__Problem details__:
Express the part of the entries that opens with the line containing "output each element" and closes with the line containing "section-title-deactivation: Isključivanje [358,272,468,290]" as a numbered list, leaving out any blank lines.

__Extracted material__:

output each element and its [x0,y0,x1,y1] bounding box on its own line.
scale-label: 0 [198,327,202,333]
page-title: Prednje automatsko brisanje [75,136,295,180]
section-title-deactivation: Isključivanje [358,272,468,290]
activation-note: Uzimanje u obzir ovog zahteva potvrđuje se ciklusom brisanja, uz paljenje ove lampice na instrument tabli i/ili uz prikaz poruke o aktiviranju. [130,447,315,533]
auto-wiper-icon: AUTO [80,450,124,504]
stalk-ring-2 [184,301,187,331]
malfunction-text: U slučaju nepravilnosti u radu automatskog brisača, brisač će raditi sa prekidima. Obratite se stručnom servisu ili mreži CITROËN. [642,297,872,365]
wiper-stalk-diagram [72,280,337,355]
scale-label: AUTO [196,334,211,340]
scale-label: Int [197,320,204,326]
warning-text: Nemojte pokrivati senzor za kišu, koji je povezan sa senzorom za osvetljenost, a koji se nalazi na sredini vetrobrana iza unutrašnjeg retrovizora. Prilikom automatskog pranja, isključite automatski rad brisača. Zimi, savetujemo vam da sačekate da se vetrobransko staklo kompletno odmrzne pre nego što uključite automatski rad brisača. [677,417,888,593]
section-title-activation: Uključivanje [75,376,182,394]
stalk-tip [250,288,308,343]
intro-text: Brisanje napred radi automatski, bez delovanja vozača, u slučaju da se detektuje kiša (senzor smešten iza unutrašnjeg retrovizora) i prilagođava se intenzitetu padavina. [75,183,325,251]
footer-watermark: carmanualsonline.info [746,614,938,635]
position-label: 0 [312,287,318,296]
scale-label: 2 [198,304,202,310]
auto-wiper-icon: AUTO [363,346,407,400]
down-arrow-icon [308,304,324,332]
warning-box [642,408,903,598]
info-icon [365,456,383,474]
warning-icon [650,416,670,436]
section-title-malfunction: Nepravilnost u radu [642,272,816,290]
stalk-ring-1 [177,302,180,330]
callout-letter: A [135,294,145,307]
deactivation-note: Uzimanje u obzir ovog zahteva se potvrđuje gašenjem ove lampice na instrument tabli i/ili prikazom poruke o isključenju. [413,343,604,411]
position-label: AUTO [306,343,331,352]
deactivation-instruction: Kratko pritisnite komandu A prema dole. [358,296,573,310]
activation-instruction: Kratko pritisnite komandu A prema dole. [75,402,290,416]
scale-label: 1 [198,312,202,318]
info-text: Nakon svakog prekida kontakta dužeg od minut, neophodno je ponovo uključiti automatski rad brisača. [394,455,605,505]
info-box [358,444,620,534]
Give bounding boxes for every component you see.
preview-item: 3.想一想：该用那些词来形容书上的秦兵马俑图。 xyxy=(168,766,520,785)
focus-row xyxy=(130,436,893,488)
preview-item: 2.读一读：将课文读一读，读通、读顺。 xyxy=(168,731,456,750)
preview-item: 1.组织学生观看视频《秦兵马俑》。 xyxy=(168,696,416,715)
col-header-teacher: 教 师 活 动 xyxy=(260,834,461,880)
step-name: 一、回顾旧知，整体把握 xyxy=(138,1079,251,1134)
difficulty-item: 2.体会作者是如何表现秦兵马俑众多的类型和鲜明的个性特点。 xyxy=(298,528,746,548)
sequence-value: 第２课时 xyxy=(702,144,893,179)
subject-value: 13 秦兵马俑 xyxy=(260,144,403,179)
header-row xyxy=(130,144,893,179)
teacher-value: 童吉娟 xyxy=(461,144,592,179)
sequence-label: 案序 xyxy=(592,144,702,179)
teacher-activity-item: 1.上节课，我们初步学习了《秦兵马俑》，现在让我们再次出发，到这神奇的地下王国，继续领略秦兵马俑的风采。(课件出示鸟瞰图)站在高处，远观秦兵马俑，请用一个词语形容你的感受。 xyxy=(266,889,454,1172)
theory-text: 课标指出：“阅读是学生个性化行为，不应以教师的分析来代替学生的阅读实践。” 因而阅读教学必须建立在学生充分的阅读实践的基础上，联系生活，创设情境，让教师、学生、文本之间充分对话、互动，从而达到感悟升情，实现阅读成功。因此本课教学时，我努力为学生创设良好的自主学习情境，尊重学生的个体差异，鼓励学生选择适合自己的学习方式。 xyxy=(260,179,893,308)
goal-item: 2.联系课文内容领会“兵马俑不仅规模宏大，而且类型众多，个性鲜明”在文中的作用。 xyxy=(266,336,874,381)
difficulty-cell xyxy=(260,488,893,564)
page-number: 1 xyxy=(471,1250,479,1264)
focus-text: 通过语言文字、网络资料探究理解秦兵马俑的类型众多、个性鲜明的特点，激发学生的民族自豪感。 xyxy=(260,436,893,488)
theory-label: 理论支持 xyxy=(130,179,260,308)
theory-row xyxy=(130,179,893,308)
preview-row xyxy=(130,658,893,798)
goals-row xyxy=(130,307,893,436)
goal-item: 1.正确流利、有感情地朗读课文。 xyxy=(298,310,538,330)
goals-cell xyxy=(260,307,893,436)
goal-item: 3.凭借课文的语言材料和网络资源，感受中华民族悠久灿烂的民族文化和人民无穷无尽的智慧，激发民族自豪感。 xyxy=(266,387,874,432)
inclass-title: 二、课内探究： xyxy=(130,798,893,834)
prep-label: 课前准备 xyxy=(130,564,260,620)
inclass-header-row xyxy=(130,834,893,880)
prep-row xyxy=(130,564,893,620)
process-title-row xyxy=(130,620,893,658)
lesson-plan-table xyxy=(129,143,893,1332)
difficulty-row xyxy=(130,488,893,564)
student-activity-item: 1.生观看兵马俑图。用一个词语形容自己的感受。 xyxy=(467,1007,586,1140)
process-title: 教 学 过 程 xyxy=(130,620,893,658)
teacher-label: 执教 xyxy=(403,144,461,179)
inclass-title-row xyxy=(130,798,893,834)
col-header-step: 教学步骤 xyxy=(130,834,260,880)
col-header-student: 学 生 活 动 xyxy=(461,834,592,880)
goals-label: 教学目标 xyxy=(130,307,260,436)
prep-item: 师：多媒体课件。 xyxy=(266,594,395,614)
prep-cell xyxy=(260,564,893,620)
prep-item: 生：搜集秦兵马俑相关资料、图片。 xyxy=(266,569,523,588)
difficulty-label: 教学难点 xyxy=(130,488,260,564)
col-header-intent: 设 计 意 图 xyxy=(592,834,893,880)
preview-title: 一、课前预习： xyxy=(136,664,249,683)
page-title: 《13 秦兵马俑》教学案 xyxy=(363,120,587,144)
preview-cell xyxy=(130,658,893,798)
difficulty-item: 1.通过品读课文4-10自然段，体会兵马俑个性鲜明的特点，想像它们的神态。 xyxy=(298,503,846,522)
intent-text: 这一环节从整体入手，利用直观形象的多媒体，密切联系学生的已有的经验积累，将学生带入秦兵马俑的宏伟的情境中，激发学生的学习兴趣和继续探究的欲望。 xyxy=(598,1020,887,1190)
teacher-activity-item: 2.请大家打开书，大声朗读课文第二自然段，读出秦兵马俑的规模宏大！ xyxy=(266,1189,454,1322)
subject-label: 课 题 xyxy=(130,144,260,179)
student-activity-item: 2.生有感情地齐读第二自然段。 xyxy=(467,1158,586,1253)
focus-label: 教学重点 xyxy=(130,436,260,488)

---

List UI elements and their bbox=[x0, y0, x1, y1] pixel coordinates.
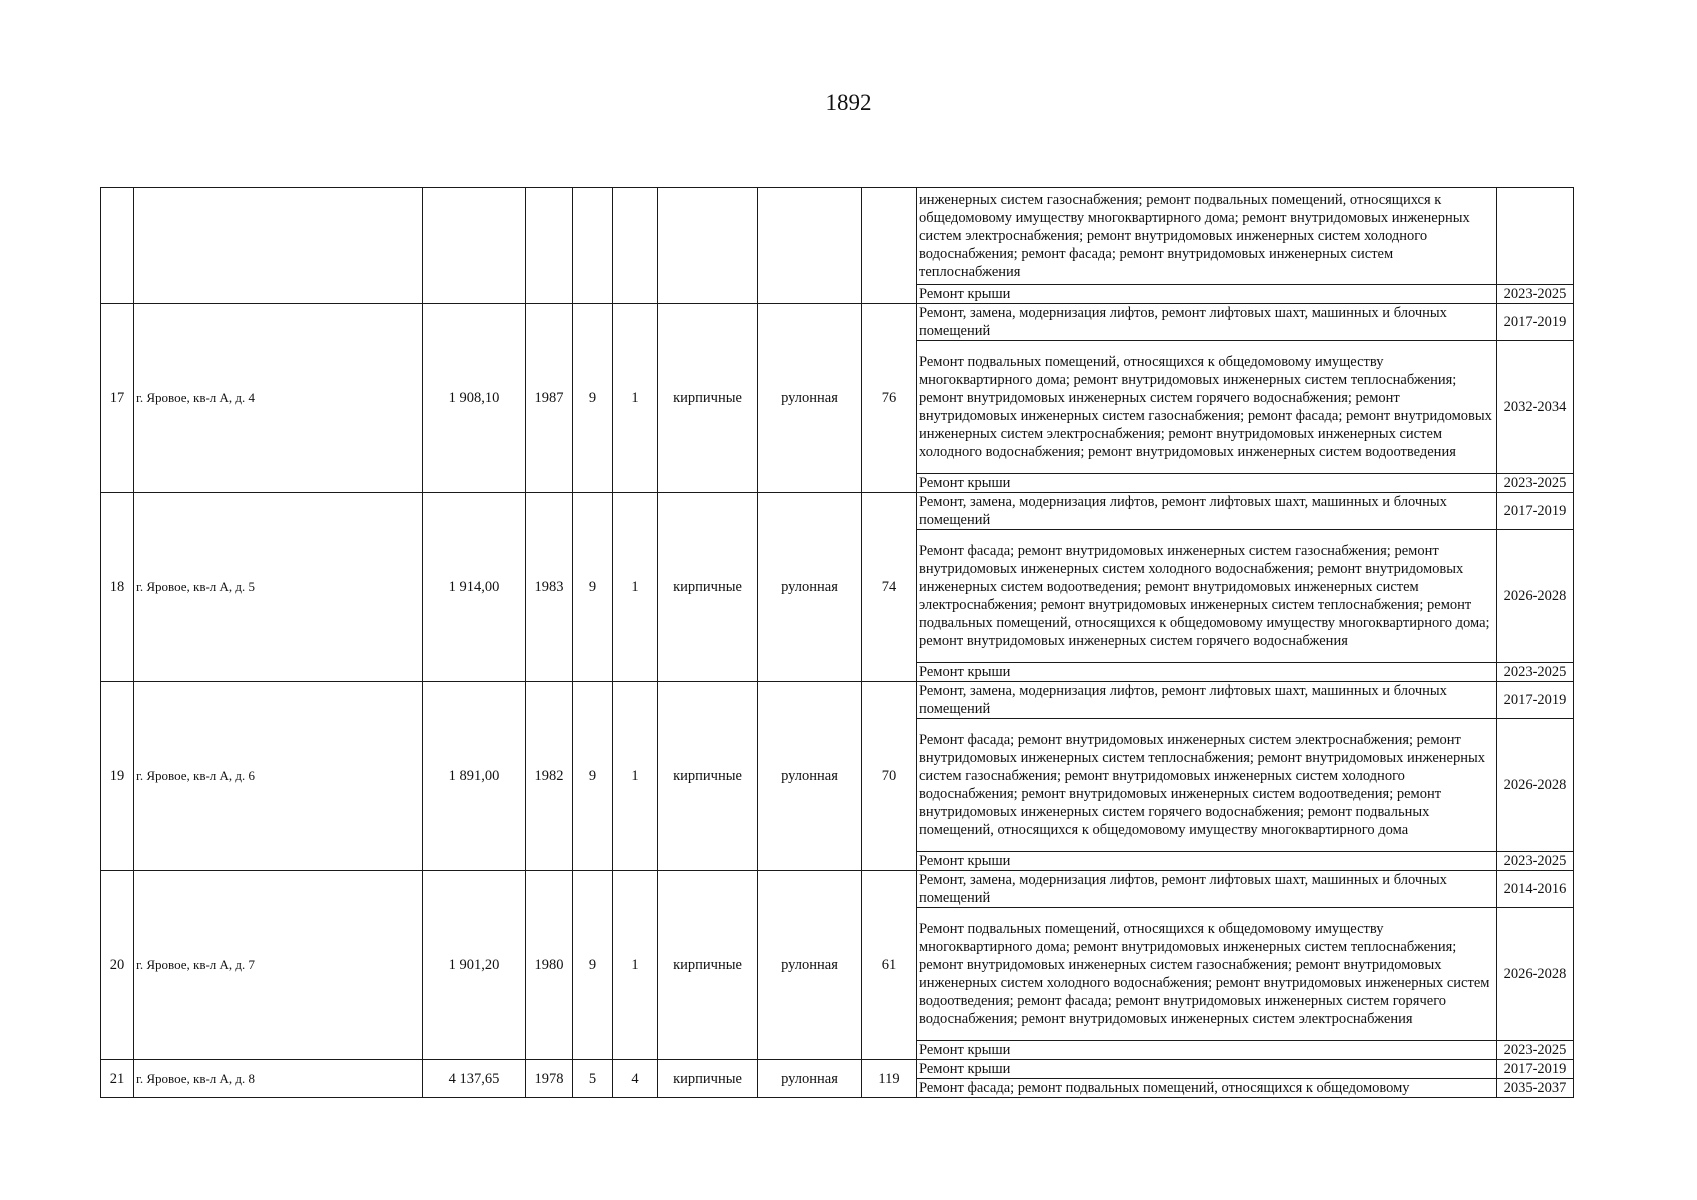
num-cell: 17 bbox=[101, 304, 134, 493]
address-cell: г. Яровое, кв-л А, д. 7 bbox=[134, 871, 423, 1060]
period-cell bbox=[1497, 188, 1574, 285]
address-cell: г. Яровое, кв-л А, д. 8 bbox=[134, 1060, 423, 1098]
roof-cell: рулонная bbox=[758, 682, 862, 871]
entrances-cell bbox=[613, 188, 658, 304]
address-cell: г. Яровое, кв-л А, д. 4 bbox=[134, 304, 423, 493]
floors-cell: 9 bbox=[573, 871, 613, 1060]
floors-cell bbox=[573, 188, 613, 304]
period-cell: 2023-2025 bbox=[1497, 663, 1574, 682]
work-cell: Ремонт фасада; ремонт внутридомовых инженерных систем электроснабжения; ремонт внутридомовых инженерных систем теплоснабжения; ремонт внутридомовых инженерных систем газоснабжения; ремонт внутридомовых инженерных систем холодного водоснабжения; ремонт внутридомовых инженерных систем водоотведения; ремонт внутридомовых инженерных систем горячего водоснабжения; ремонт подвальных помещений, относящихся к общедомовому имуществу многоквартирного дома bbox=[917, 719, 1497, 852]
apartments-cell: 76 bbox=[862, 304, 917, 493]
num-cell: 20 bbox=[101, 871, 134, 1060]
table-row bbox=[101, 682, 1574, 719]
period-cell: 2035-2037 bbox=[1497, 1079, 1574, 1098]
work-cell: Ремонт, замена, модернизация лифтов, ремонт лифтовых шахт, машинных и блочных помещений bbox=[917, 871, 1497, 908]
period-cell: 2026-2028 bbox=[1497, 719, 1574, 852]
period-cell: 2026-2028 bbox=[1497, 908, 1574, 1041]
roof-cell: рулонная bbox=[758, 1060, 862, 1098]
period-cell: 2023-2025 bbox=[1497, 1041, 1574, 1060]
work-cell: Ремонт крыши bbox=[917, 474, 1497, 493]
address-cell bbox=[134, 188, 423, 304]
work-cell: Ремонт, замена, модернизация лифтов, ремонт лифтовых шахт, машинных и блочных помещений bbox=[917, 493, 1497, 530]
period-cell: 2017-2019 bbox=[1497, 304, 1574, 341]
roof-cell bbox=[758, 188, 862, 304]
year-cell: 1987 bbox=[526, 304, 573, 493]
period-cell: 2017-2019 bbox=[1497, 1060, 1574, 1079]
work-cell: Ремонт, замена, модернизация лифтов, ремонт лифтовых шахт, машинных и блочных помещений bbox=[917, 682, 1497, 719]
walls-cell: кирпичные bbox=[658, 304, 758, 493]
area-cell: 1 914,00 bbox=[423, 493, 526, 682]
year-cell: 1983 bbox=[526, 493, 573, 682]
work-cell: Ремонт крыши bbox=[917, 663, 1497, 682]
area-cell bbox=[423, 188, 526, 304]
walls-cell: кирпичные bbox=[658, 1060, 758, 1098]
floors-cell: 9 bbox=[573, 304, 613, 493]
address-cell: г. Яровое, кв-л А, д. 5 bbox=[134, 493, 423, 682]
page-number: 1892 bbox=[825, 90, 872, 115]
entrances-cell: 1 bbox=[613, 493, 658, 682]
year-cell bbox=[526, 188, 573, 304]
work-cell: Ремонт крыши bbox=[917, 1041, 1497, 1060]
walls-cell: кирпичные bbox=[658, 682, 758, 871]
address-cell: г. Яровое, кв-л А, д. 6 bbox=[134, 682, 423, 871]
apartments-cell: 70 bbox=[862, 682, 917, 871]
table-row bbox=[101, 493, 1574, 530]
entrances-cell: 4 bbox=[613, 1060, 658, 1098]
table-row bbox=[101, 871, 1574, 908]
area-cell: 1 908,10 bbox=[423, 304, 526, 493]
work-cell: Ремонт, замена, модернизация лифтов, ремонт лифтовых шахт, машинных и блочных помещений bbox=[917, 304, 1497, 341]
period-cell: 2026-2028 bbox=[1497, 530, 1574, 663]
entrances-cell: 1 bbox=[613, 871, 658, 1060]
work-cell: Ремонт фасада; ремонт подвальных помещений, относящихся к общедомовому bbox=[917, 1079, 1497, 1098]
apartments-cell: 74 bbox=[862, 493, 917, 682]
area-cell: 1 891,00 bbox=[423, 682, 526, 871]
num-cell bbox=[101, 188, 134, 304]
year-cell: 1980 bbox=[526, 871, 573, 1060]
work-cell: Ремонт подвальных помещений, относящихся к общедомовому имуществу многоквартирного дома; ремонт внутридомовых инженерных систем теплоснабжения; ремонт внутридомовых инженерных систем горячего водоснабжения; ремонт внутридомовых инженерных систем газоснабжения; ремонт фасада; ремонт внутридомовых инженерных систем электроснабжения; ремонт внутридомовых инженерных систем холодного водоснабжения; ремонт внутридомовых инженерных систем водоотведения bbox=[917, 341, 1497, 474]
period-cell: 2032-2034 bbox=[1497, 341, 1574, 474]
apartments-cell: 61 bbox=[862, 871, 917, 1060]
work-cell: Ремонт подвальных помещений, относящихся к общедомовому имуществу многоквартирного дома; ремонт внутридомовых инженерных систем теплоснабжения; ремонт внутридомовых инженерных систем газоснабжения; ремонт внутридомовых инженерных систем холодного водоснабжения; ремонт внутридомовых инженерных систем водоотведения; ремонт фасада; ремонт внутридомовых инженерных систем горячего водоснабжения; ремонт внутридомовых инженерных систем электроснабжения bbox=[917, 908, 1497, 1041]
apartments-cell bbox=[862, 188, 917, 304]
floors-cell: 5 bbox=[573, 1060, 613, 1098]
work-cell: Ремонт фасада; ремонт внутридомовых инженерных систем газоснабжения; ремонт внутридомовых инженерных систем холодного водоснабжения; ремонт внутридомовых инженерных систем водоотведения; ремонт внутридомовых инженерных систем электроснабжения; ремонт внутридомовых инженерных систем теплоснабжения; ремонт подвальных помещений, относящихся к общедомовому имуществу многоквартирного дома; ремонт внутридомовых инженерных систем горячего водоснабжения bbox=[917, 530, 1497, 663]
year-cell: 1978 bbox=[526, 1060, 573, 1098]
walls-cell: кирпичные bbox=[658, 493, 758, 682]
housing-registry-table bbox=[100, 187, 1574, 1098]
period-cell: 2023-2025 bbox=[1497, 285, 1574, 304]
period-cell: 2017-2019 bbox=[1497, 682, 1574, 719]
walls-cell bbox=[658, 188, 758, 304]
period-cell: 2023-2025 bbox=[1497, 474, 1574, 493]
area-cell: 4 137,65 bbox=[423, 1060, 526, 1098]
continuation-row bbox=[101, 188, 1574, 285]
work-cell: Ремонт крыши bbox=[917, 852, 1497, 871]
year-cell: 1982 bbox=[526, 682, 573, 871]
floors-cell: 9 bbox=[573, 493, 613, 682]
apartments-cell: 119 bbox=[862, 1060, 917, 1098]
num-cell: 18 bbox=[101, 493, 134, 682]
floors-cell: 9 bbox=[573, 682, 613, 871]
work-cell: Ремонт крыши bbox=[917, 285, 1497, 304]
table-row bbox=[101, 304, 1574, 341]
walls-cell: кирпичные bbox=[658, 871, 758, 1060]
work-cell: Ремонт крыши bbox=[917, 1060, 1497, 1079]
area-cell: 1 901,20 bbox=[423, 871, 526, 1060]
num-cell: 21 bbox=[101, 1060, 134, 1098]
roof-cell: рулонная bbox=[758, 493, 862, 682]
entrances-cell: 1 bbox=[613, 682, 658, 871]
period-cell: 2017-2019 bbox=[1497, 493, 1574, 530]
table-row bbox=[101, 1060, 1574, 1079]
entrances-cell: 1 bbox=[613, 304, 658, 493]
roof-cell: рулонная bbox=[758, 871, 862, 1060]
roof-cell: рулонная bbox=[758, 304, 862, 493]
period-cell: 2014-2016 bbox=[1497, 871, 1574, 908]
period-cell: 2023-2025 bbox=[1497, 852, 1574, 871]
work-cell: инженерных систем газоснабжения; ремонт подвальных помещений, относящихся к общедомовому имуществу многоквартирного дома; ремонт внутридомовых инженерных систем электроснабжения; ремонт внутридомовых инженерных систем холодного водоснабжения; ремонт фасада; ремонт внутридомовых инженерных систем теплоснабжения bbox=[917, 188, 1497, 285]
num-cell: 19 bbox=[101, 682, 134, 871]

__Exercise response__:
1. output each element and its [x0,y0,x1,y1] bounding box on its own line.
2. scale-label: 0 [198,327,202,333]
3. page-title: Prednje automatsko brisanje [75,136,295,180]
4. section-title-deactivation: Isključivanje [358,272,468,290]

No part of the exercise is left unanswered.